▸ **The task**: Using the listing below, copy every line that mentions "SUDAN".

— Begin Data supplied —

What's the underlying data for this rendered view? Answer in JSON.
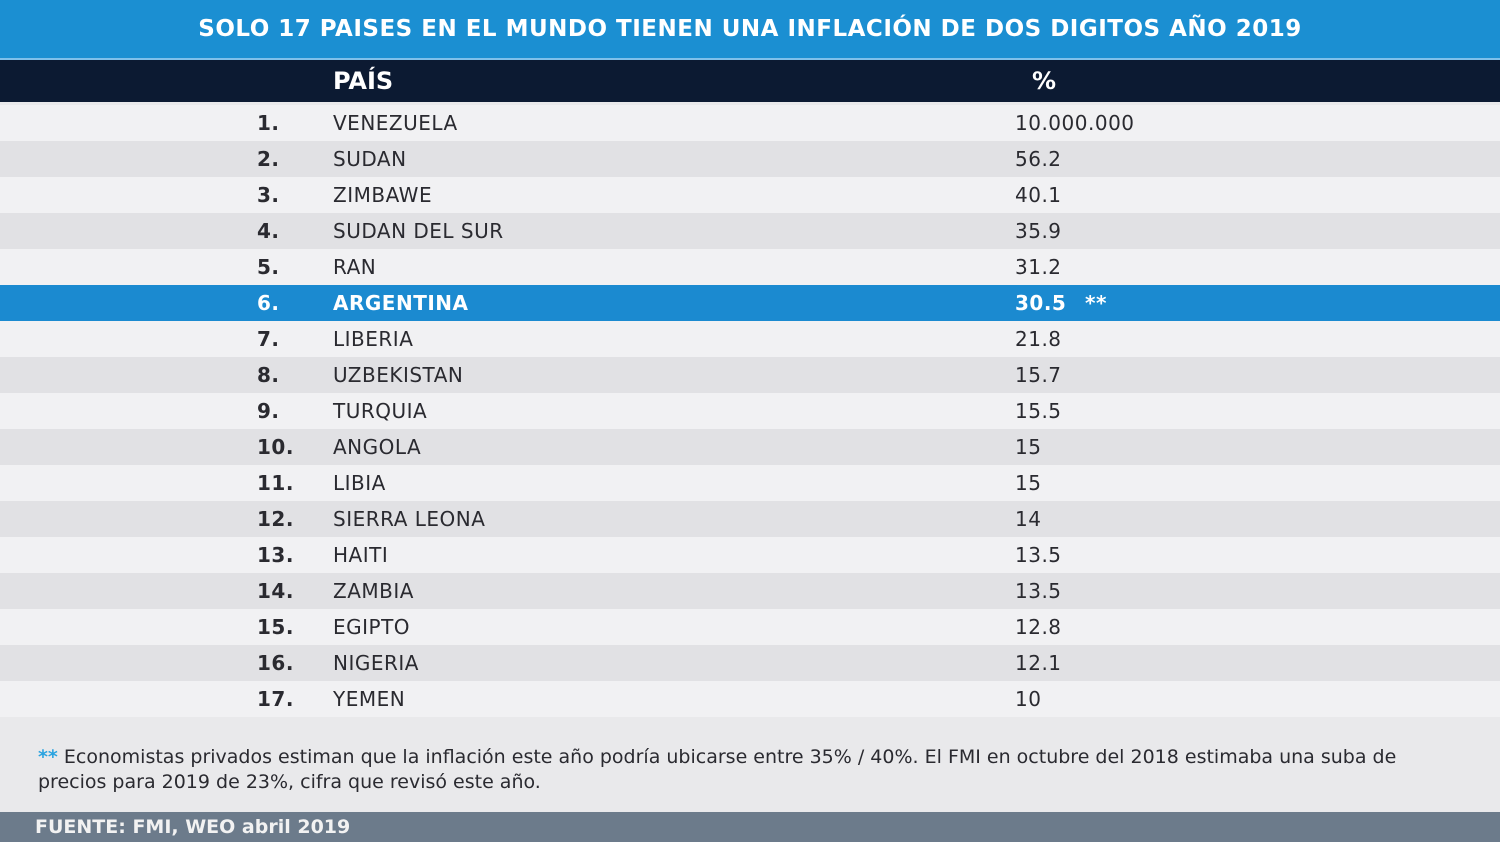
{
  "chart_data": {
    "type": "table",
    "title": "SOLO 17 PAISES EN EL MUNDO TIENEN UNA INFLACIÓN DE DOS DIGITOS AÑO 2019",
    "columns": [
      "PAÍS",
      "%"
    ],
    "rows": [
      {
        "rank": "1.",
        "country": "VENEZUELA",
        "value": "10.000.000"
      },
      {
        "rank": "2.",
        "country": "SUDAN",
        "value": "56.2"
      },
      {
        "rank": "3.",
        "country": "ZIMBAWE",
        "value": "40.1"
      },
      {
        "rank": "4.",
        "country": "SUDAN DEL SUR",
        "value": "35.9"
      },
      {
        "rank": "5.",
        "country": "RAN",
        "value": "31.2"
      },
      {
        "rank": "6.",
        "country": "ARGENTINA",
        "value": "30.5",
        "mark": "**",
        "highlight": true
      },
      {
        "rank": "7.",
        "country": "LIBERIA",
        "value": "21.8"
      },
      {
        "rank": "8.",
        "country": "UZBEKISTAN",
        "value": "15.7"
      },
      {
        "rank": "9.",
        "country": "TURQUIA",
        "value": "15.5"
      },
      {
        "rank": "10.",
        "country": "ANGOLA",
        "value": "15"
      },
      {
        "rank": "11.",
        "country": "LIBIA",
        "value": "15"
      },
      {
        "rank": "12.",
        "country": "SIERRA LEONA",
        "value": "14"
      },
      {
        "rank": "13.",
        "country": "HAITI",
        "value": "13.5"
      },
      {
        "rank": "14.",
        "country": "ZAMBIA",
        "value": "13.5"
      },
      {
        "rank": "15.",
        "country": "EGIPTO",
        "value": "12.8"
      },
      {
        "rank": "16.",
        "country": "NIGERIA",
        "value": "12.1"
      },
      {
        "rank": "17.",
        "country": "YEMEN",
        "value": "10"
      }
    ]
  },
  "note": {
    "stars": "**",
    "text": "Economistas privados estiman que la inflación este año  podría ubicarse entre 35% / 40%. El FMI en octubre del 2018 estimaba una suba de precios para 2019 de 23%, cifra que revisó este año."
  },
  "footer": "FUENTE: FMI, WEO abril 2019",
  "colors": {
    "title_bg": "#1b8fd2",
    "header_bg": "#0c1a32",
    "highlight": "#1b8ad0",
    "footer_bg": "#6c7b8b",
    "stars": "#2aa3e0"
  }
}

— End Data supplied —
— Begin Data supplied —

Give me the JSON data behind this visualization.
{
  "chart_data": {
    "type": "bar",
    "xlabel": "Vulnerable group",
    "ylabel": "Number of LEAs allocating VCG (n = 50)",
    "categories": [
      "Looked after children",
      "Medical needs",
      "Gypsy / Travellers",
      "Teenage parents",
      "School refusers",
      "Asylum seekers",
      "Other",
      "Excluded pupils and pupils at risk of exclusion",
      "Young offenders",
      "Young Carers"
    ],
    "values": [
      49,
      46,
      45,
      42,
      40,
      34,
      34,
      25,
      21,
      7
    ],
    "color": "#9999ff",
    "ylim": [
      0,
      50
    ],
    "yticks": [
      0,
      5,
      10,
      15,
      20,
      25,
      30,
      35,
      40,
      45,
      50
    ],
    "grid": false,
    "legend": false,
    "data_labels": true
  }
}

— End Data supplied —

▸ **Solution**:
        "country": "SUDAN",
        "country": "SUDAN DEL SUR",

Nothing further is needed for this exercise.